Given exercise
Reproduce the data word for word, starting with its first line and continuing through the line that contains "table-row: Last RX EAPOL Frame VersionThe". Include that line.

Material supplied
----
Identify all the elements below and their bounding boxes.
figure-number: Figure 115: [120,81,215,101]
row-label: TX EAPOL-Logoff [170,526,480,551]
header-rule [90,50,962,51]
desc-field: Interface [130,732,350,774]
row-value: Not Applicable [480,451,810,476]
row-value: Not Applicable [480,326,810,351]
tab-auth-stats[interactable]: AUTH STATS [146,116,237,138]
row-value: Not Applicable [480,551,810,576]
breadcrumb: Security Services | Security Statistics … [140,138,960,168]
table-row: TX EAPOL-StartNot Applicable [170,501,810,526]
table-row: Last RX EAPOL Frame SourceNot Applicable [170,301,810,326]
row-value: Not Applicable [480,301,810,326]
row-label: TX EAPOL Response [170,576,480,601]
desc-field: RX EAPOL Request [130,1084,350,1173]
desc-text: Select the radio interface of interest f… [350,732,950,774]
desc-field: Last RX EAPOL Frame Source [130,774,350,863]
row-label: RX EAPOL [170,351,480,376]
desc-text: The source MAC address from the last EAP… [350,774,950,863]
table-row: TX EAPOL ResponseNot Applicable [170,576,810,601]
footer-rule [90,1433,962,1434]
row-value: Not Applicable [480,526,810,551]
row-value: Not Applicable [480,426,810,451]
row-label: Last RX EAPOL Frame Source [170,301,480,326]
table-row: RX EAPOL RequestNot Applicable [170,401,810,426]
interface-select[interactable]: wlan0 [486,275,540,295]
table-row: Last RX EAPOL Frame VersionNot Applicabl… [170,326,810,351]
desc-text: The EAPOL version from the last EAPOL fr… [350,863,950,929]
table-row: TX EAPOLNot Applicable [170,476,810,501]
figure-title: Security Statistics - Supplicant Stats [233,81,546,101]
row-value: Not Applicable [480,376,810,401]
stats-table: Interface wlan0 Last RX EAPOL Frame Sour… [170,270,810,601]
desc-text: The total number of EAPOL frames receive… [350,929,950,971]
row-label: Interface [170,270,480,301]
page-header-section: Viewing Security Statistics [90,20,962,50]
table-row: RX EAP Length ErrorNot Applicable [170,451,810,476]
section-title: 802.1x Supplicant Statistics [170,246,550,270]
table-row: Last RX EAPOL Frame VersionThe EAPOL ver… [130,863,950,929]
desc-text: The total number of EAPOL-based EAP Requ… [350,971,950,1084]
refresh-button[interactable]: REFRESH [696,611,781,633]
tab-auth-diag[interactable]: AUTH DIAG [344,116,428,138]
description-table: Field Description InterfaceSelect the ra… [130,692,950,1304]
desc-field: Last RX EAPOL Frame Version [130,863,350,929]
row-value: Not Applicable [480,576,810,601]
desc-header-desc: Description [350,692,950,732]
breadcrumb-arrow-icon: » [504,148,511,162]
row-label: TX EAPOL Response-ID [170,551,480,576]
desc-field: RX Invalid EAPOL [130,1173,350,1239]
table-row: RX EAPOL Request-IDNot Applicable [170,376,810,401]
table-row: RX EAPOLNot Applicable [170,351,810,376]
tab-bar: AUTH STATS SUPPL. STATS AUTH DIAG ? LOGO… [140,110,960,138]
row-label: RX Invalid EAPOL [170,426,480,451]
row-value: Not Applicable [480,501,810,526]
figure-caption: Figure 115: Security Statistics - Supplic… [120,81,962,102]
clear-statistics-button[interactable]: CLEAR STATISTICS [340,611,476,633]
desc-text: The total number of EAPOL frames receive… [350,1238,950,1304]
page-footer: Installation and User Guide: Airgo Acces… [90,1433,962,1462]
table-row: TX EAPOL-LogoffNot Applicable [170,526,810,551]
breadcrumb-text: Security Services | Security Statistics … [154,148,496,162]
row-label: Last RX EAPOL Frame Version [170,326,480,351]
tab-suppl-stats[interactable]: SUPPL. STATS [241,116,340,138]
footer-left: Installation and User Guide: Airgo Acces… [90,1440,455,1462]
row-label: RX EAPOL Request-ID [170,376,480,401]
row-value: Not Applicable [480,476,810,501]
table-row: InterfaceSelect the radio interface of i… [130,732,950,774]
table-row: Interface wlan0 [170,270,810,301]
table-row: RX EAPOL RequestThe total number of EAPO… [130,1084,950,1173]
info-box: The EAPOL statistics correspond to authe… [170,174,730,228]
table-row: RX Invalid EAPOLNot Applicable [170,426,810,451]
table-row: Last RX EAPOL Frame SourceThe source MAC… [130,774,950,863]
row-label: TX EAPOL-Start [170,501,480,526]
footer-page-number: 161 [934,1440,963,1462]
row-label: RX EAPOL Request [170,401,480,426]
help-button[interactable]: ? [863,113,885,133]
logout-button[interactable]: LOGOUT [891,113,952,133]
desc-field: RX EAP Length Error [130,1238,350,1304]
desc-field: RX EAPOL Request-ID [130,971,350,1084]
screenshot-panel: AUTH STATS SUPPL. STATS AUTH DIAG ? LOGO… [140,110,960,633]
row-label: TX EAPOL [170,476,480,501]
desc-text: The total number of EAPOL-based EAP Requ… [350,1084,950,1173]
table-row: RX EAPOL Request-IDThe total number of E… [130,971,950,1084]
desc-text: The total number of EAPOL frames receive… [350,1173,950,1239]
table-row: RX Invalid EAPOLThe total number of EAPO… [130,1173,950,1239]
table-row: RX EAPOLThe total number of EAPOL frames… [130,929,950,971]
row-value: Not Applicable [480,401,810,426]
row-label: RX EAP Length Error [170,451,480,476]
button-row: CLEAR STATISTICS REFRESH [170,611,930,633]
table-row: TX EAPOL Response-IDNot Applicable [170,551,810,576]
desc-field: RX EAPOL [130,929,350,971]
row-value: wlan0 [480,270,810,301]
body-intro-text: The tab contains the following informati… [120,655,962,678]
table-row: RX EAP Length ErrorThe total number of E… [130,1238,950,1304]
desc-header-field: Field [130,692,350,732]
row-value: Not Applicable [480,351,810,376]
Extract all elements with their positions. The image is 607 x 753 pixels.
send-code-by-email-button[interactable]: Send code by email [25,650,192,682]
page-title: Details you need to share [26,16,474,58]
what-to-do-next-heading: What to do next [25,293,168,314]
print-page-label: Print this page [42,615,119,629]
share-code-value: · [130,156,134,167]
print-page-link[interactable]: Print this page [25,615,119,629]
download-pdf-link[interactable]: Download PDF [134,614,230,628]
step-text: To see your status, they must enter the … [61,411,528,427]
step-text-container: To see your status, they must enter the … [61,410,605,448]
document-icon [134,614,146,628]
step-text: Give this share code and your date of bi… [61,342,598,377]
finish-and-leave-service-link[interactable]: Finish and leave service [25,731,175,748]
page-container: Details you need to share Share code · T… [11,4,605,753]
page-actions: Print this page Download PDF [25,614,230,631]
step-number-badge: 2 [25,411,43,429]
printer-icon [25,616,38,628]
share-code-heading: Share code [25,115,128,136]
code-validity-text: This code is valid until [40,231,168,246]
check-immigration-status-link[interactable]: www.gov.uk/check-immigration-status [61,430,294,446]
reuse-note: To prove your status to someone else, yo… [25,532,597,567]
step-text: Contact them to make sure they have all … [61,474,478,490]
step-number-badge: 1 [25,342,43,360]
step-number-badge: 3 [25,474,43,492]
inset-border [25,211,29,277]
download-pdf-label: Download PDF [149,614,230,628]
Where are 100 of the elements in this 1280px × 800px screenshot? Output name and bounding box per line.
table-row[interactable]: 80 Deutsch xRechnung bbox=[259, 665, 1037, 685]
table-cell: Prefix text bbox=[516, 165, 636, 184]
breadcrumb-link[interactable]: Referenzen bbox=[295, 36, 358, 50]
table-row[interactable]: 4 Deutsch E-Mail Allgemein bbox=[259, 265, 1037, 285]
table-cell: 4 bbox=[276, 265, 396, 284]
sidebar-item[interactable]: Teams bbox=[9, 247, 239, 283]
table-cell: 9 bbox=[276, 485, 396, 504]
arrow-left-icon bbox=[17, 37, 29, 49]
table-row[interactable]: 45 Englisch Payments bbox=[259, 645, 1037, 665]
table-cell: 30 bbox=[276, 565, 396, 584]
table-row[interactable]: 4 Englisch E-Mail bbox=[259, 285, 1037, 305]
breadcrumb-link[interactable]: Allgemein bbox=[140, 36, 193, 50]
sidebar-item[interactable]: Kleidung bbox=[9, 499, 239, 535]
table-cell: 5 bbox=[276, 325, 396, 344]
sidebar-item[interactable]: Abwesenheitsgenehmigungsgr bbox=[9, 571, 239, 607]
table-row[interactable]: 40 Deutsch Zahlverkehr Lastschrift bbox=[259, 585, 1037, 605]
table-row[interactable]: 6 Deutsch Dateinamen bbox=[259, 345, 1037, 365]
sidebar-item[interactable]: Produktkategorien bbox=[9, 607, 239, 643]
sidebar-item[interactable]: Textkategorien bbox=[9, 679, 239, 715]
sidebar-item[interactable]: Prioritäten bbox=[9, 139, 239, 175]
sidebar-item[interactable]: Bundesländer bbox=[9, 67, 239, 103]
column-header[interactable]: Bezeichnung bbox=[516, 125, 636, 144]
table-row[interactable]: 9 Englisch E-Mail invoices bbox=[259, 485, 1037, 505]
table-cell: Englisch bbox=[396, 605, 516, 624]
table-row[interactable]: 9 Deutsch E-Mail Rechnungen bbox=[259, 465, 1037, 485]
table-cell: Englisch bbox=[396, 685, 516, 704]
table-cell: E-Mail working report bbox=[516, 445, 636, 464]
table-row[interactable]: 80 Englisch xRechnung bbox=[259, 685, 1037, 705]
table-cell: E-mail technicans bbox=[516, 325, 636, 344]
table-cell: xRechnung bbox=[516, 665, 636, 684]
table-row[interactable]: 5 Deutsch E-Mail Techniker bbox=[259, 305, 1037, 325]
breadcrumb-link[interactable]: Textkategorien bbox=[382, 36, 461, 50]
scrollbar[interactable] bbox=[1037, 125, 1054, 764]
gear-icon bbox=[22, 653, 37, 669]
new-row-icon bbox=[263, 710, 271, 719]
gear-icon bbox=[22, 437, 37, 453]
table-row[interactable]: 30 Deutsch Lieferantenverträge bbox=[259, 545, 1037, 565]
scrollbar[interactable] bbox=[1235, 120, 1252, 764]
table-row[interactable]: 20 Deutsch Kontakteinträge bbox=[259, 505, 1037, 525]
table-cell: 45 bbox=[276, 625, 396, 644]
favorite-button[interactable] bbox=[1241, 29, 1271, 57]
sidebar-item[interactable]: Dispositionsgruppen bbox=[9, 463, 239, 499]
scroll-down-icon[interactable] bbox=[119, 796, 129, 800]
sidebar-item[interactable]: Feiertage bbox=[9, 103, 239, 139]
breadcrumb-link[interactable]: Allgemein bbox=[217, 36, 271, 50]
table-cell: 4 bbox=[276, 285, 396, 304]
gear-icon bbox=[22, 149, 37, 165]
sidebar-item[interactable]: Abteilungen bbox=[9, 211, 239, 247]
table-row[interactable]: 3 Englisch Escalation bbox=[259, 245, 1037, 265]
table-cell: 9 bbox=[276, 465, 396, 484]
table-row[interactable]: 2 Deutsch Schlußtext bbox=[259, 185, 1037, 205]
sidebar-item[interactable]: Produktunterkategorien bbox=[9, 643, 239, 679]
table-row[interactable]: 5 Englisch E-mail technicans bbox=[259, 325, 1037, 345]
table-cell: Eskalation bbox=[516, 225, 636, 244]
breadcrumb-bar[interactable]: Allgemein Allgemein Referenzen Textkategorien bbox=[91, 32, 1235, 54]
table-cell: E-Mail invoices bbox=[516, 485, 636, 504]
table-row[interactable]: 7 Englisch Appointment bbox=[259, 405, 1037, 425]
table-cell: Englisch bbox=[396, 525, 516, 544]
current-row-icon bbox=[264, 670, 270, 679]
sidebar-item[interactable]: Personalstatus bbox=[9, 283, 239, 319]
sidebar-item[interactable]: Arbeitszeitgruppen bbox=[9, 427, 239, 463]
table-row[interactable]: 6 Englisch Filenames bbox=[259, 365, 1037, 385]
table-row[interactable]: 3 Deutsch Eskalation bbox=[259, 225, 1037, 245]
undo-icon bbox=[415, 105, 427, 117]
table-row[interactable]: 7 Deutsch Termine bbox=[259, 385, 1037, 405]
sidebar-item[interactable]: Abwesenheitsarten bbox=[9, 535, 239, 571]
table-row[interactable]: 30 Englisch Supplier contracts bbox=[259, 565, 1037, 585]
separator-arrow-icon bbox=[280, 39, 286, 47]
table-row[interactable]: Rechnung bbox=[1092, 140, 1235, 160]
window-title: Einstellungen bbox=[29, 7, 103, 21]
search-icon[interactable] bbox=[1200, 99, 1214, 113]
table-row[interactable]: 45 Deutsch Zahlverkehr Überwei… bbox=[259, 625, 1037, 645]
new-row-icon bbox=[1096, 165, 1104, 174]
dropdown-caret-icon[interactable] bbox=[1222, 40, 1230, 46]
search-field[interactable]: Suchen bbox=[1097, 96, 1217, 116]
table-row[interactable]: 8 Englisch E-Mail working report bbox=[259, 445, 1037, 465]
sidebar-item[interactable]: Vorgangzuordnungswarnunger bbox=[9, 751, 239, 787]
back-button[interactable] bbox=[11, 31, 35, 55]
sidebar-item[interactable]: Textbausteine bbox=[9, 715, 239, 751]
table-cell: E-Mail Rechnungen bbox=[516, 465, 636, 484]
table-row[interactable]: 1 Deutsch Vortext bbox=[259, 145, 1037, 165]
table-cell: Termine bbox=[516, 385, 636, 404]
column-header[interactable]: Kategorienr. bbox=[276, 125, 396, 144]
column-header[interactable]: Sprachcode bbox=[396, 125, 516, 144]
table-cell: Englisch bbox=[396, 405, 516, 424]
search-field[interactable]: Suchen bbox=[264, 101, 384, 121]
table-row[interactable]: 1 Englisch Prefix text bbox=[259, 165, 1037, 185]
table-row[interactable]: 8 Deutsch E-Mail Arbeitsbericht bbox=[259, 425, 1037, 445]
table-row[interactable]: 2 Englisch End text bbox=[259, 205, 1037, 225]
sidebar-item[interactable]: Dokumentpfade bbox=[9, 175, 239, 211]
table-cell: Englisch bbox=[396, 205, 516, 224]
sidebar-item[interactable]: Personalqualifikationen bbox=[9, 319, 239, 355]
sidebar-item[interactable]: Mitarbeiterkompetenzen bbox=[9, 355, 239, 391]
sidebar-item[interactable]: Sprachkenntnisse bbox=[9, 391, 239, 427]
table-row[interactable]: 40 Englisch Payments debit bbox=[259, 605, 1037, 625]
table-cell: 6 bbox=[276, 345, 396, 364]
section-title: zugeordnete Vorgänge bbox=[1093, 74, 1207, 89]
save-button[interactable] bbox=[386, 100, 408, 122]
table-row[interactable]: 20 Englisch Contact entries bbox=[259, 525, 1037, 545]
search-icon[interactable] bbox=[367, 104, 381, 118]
----
Reply to the task
Identify all the elements below and their bounding boxes.
figure-number: Figure 115: [120,81,215,101]
row-label: TX EAPOL-Logoff [170,526,480,551]
header-rule [90,50,962,51]
desc-field: Interface [130,732,350,774]
row-value: Not Applicable [480,451,810,476]
row-value: Not Applicable [480,326,810,351]
tab-auth-stats[interactable]: AUTH STATS [146,116,237,138]
row-value: Not Applicable [480,551,810,576]
breadcrumb: Security Services | Security Statistics … [140,138,960,168]
table-row: TX EAPOL-StartNot Applicable [170,501,810,526]
table-row: Last RX EAPOL Frame SourceNot Applicable [170,301,810,326]
row-value: Not Applicable [480,301,810,326]
row-label: TX EAPOL Response [170,576,480,601]
desc-field: RX EAPOL Request [130,1084,350,1173]
desc-text: Select the radio interface of interest f… [350,732,950,774]
desc-field: Last RX EAPOL Frame Source [130,774,350,863]
row-label: RX EAPOL [170,351,480,376]
desc-text: The source MAC address from the last EAP… [350,774,950,863]
table-row: TX EAPOL ResponseNot Applicable [170,576,810,601]
footer-rule [90,1433,962,1434]
row-value: Not Applicable [480,526,810,551]
row-value: Not Applicable [480,426,810,451]
row-label: Last RX EAPOL Frame Source [170,301,480,326]
table-row: RX EAPOL RequestNot Applicable [170,401,810,426]
interface-select[interactable]: wlan0 [486,275,540,295]
table-row: Last RX EAPOL Frame VersionNot Applicabl… [170,326,810,351]
desc-text: The EAPOL version from the last EAPOL fr… [350,863,950,929]
table-row: TX EAPOLNot Applicable [170,476,810,501]
figure-title: Security Statistics - Supplicant Stats [233,81,546,101]
row-value: Not Applicable [480,376,810,401]
stats-table: Interface wlan0 Last RX EAPOL Frame Sour… [170,270,810,601]
desc-text: The total number of EAPOL frames receive… [350,929,950,971]
row-label: Interface [170,270,480,301]
page-header-section: Viewing Security Statistics [90,20,962,50]
table-row: RX EAP Length ErrorNot Applicable [170,451,810,476]
section-title: 802.1x Supplicant Statistics [170,246,550,270]
table-row: Last RX EAPOL Frame VersionThe EAPOL ver… [130,863,950,929]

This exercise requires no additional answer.